Document text Start Marker

A step that fails to write often hits a read-only or full mount. findmnt and mount show the mount table so you can see exactly where a path lives and how it is mounted.

What it does

mount with no arguments prints the current mount table. findmnt renders it as a searchable tree and can target a single path. The options column shows ro (read-only) vs rw, and the FSTYPE column shows tmpfs (RAM-backed), overlay (container layers), nfs, and so on.

Common usage

Terminal
findmnt
findmnt /tmp                     # how is /tmp mounted
mount | grep -E ' ro,| ro '      # read-only mounts
findmnt -t tmpfs                 # all tmpfs (RAM) mounts

Options

Command / flagWhat it does
mountList all mounts (device on path type opts)
findmnt <path>Show the mount backing a specific path
findmnt -t <type>Filter by filesystem type (tmpfs, overlay)
findmnt -DShow free space per mount (df-like)

Document text End Marker

== Things to do ==
a) Output, word for word, the part of the text on findmnt and mount that opens with the words containing "A step that" and closes with "nfs, and so on.".
b) Answer these questions from the text on findmnt and mount:
(i) What does mount print when run with no arguments?
(ii) Which command under "Common usage" lists all tmpfs mounts?
(iii) What does an FSTYPE value of overlay indicate?
c) List every command shown under "Common usage" in the text on findmnt and mount, leaving out the comments after them.

Extracted data Start Marker

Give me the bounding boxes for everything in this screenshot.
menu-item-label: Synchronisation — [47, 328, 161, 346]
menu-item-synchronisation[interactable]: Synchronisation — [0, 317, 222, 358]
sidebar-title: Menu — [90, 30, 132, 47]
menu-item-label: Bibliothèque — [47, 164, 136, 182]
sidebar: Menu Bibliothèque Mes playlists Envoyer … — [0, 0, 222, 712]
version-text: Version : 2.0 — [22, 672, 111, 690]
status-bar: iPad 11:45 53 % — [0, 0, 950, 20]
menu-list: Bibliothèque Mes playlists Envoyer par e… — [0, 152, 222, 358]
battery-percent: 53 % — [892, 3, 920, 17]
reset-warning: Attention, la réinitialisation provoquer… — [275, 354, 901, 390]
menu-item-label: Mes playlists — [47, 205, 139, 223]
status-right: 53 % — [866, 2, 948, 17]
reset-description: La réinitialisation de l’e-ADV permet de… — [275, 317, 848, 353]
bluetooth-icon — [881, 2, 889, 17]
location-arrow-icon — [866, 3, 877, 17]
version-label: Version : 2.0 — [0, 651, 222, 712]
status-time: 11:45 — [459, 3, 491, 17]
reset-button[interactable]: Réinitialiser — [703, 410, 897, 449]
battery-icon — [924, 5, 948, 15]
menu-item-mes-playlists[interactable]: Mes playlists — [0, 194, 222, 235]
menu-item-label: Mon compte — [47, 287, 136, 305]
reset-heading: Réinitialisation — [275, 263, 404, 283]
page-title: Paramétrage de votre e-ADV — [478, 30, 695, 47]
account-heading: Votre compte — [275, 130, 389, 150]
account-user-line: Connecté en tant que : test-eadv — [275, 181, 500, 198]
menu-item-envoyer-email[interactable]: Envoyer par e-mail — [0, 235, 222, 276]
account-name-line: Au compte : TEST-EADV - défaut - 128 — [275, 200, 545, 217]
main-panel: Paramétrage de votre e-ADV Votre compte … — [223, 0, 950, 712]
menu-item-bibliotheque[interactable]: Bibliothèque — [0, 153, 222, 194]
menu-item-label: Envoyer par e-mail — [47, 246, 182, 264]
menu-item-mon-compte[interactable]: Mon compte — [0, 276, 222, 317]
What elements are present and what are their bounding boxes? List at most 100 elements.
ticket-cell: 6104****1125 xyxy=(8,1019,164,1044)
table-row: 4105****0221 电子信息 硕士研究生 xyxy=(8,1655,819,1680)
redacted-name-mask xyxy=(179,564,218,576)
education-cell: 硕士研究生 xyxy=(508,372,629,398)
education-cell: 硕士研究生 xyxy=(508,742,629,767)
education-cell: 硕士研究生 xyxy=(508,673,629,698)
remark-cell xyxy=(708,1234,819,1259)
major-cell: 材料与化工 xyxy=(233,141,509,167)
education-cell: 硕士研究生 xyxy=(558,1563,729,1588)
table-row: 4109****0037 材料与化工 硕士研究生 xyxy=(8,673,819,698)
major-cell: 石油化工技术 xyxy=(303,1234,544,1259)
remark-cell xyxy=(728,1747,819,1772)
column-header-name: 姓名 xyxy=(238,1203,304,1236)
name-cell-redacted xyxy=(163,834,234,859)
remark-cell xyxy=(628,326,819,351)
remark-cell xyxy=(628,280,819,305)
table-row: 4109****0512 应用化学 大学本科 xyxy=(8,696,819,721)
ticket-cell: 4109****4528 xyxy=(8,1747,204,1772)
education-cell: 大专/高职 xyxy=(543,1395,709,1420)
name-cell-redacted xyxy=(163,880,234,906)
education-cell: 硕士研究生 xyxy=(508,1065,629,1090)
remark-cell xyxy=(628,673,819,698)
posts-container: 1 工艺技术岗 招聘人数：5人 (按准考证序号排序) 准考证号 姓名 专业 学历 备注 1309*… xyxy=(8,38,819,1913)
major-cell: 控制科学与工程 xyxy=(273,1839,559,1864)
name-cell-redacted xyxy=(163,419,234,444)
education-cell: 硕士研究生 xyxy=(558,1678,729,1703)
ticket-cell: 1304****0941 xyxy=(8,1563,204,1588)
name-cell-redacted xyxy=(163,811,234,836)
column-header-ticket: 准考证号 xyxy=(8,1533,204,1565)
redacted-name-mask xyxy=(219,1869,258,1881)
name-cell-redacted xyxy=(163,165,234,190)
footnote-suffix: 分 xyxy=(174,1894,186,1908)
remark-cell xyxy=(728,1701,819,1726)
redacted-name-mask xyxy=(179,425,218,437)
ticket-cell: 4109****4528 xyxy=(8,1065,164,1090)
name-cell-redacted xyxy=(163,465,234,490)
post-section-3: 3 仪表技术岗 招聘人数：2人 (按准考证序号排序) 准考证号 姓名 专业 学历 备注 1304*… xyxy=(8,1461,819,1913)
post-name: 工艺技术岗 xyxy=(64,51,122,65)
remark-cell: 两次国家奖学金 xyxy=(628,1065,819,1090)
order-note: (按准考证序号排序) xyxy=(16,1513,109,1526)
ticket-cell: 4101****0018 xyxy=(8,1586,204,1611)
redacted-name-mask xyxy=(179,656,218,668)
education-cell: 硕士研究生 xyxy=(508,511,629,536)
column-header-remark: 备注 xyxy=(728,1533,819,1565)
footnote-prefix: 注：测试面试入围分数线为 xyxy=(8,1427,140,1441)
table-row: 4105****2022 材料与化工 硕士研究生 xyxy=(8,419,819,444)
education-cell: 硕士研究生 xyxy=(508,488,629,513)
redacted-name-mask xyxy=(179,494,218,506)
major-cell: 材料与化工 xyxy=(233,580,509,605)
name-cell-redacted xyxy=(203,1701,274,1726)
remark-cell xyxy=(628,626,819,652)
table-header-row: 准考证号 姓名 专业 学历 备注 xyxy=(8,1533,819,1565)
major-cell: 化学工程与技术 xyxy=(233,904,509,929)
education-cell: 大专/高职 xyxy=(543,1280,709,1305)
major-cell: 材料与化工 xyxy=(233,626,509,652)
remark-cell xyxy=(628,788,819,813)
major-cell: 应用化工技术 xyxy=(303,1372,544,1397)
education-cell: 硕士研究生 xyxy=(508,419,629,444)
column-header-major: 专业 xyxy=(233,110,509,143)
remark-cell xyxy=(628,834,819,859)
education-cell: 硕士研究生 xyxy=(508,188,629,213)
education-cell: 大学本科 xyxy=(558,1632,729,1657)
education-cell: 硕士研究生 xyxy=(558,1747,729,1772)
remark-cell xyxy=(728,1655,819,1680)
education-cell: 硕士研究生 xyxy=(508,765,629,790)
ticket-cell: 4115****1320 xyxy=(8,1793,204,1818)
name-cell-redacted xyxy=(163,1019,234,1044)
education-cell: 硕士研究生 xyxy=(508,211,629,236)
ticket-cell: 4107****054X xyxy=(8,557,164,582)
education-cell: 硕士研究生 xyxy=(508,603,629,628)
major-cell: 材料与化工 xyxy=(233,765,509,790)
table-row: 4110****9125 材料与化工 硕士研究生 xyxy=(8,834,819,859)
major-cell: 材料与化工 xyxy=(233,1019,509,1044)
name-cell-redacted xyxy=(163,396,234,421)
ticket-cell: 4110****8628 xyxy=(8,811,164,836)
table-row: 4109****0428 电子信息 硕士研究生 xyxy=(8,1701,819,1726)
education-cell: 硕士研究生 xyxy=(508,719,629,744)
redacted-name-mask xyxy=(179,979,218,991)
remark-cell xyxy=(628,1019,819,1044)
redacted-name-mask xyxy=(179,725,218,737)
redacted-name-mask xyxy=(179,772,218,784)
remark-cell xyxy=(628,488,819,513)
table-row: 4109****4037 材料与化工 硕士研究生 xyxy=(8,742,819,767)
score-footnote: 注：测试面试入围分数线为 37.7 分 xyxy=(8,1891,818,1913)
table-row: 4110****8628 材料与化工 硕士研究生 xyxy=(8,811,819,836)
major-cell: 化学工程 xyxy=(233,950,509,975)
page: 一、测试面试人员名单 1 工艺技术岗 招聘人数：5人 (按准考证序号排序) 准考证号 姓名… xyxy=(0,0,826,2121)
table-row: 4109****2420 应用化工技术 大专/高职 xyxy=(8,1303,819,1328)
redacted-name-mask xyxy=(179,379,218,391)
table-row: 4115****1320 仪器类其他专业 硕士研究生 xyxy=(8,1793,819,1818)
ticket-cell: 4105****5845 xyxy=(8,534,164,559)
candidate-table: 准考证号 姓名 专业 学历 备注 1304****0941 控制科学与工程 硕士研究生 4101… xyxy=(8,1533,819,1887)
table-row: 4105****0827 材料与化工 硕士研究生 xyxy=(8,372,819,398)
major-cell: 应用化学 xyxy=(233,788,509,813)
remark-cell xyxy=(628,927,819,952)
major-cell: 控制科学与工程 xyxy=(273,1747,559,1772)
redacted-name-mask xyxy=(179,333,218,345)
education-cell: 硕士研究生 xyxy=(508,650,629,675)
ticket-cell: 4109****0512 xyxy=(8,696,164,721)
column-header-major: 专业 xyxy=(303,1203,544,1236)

Extracted data End Marker

== Task solutions ==
a)
A step that fails to write often hits a read-only or full mount. findmnt and mount show the mount table so you can see exactly where a path lives and how it is mounted.

What it does

mount with no arguments prints the current mount table. findmnt renders it as a searchable tree and can target a single path. The options column shows ro (read-only) vs rw, and the FSTYPE column shows tmpfs (RAM-backed), overlay (container layers), nfs, and so on.

b)
(i) The current mount table.
(ii) findmnt -t tmpfs
(iii) Container layers.

c)
findmnt
findmnt /tmp
mount | grep -E ' ro,| ro '
findmnt -t tmpfs